═════ Material for this exercise ═════

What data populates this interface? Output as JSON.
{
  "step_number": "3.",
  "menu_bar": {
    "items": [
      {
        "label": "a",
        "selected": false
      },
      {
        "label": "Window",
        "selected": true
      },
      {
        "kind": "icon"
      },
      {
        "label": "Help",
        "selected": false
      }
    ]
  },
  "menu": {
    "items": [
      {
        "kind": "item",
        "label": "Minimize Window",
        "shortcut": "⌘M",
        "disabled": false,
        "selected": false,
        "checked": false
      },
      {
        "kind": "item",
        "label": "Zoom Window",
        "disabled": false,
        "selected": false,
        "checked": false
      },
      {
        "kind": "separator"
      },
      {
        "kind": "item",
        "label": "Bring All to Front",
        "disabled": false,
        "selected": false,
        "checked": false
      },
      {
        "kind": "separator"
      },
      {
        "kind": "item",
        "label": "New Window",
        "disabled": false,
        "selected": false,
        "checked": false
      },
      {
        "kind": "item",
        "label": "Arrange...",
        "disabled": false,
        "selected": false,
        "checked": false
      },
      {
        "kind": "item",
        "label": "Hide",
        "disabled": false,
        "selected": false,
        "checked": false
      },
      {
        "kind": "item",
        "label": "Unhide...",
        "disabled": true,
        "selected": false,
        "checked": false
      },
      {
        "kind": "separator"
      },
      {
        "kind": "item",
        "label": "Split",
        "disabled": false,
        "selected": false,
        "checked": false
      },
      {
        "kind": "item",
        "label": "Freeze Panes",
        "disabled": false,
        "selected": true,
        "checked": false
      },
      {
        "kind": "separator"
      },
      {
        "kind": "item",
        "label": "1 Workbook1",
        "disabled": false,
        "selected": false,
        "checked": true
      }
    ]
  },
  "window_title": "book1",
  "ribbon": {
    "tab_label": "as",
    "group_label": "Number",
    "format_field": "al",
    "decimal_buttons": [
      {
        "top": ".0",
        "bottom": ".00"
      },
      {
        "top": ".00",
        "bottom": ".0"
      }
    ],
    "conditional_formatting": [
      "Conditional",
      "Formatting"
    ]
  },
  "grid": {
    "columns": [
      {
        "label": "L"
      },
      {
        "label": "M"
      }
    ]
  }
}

═════

Exercise objective: What do the records say? Quote them all exactly.

Worked answer:
What data populates this interface? Output as JSON.
{
  "step_number": "3.",
  "menu_bar": {
    "items": [
      {
        "label": "a",
        "selected": false
      },
      {
        "label": "Window",
        "selected": true
      },
      {
        "kind": "icon"
      },
      {
        "label": "Help",
        "selected": false
      }
    ]
  },
  "menu": {
    "items": [
      {
        "kind": "item",
        "label": "Minimize Window",
        "shortcut": "⌘M",
        "disabled": false,
        "selected": false,
        "checked": false
      },
      {
        "kind": "item",
        "label": "Zoom Window",
        "disabled": false,
        "selected": false,
        "checked": false
      },
      {
        "kind": "separator"
      },
      {
        "kind": "item",
        "label": "Bring All to Front",
        "disabled": false,
        "selected": false,
        "checked": false
      },
      {
        "kind": "separator"
      },
      {
        "kind": "item",
        "label": "New Window",
        "disabled": false,
        "selected": false,
        "checked": false
      },
      {
        "kind": "item",
        "label": "Arrange...",
        "disabled": false,
        "selected": false,
        "checked": false
      },
      {
        "kind": "item",
        "label": "Hide",
        "disabled": false,
        "selected": false,
        "checked": false
      },
      {
        "kind": "item",
        "label": "Unhide...",
        "disabled": true,
        "selected": false,
        "checked": false
      },
      {
        "kind": "separator"
      },
      {
        "kind": "item",
        "label": "Split",
        "disabled": false,
        "selected": false,
        "checked": false
      },
      {
        "kind": "item",
        "label": "Freeze Panes",
        "disabled": false,
        "selected": true,
        "checked": false
      },
      {
        "kind": "separator"
      },
      {
        "kind": "item",
        "label": "1 Workbook1",
        "disabled": false,
        "selected": false,
        "checked": true
      }
    ]
  },
  "window_title": "book1",
  "ribbon": {
    "tab_label": "as",
    "group_label": "Number",
    "format_field": "al",
    "decimal_buttons": [
      {
        "top": ".0",
        "bottom": ".00"
      },
      {
        "top": ".00",
        "bottom": ".0"
      }
    ],
    "conditional_formatting": [
      "Conditional",
      "Formatting"
    ]
  },
  "grid": {
    "columns": [
      {
        "label": "L"
      },
      {
        "label": "M"
      }
    ]
  }
}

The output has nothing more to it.